__DATA TO PROCESS__:

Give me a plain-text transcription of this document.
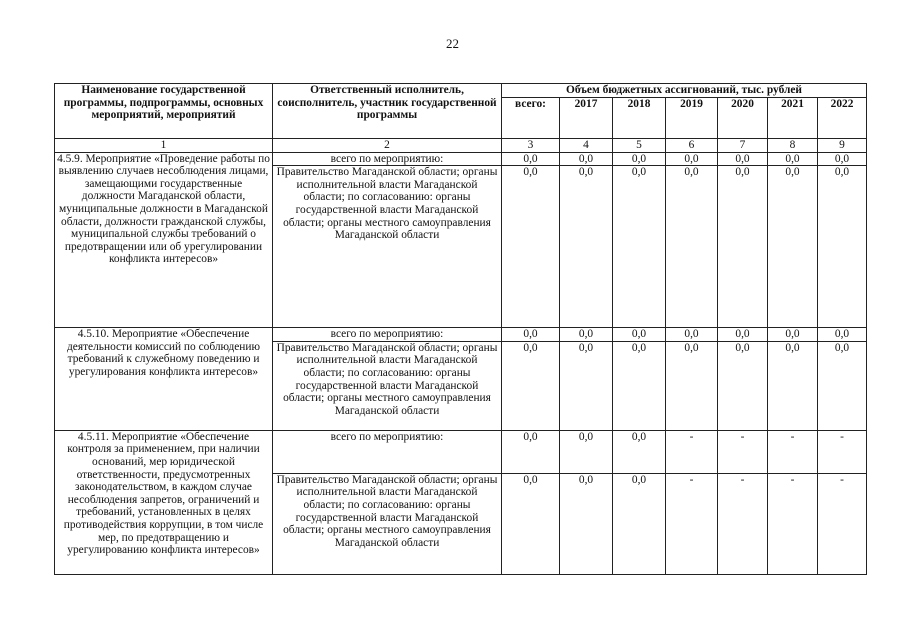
22
Наименование государственной программы, подпрограммы, основных мероприятий, мероприятий	Ответственный исполнитель, соисполнитель, участник государственной программы	Объем бюджетных ассигнований, тыс. рублей						
		всего:	2017	2018	2019	2020	2021	2022
1	2	3	4	5	6	7	8	9
4.5.9. Мероприятие «Проведение работы по выявлению случаев несоблюдения лицами, замещающими государственные должности Магаданской области, муниципальные должности в Магаданской области, должности гражданской службы, муниципальной службы требований о предотвращении или об урегулировании конфликта интересов»	всего по мероприятию:	0,0	0,0	0,0	0,0	0,0	0,0	0,0
	Правительство Магаданской области; органы исполнительной власти Магаданской области; по согласованию: органы государственной власти Магаданской области; органы местного самоуправления Магаданской области	0,0	0,0	0,0	0,0	0,0	0,0	0,0
4.5.10. Мероприятие «Обеспечение деятельности комиссий по соблюдению требований к служебному поведению и урегулирования конфликта интересов»	всего по мероприятию:	0,0	0,0	0,0	0,0	0,0	0,0	0,0
	Правительство Магаданской области; органы исполнительной власти Магаданской области; по согласованию: органы государственной власти Магаданской области; органы местного самоуправления Магаданской области	0,0	0,0	0,0	0,0	0,0	0,0	0,0
4.5.11. Мероприятие «Обеспечение контроля за применением, при наличии оснований, мер юридической ответственности, предусмотренных законодательством, в каждом случае несоблюдения запретов, ограничений и требований, установленных в целях противодействия коррупции, в том числе мер, по предотвращению и урегулированию конфликта интересов»	всего по мероприятию:	0,0	0,0	0,0	-	-	-	-
	Правительство Магаданской области; органы исполнительной власти Магаданской области; по согласованию: органы государственной власти Магаданской области; органы местного самоуправления Магаданской области	0,0	0,0	0,0	-	-	-	-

__EXERCISE AIM__: Make an exact copy of the listing above. Do not include the pictures.

__COMPLETE ANSWER__:
Give me a plain-text transcription of this document.
22
Наименование государственной программы, подпрограммы, основных мероприятий, мероприятий	Ответственный исполнитель, соисполнитель, участник государственной программы	Объем бюджетных ассигнований, тыс. рублей						
		всего:	2017	2018	2019	2020	2021	2022
1	2	3	4	5	6	7	8	9
4.5.9. Мероприятие «Проведение работы по выявлению случаев несоблюдения лицами, замещающими государственные должности Магаданской области, муниципальные должности в Магаданской области, должности гражданской службы, муниципальной службы требований о предотвращении или об урегулировании конфликта интересов»	всего по мероприятию:	0,0	0,0	0,0	0,0	0,0	0,0	0,0
	Правительство Магаданской области; органы исполнительной власти Магаданской области; по согласованию: органы государственной власти Магаданской области; органы местного самоуправления Магаданской области	0,0	0,0	0,0	0,0	0,0	0,0	0,0
4.5.10. Мероприятие «Обеспечение деятельности комиссий по соблюдению требований к служебному поведению и урегулирования конфликта интересов»	всего по мероприятию:	0,0	0,0	0,0	0,0	0,0	0,0	0,0
	Правительство Магаданской области; органы исполнительной власти Магаданской области; по согласованию: органы государственной власти Магаданской области; органы местного самоуправления Магаданской области	0,0	0,0	0,0	0,0	0,0	0,0	0,0
4.5.11. Мероприятие «Обеспечение контроля за применением, при наличии оснований, мер юридической ответственности, предусмотренных законодательством, в каждом случае несоблюдения запретов, ограничений и требований, установленных в целях противодействия коррупции, в том числе мер, по предотвращению и урегулированию конфликта интересов»	всего по мероприятию:	0,0	0,0	0,0	-	-	-	-
	Правительство Магаданской области; органы исполнительной власти Магаданской области; по согласованию: органы государственной власти Магаданской области; органы местного самоуправления Магаданской области	0,0	0,0	0,0	-	-	-	-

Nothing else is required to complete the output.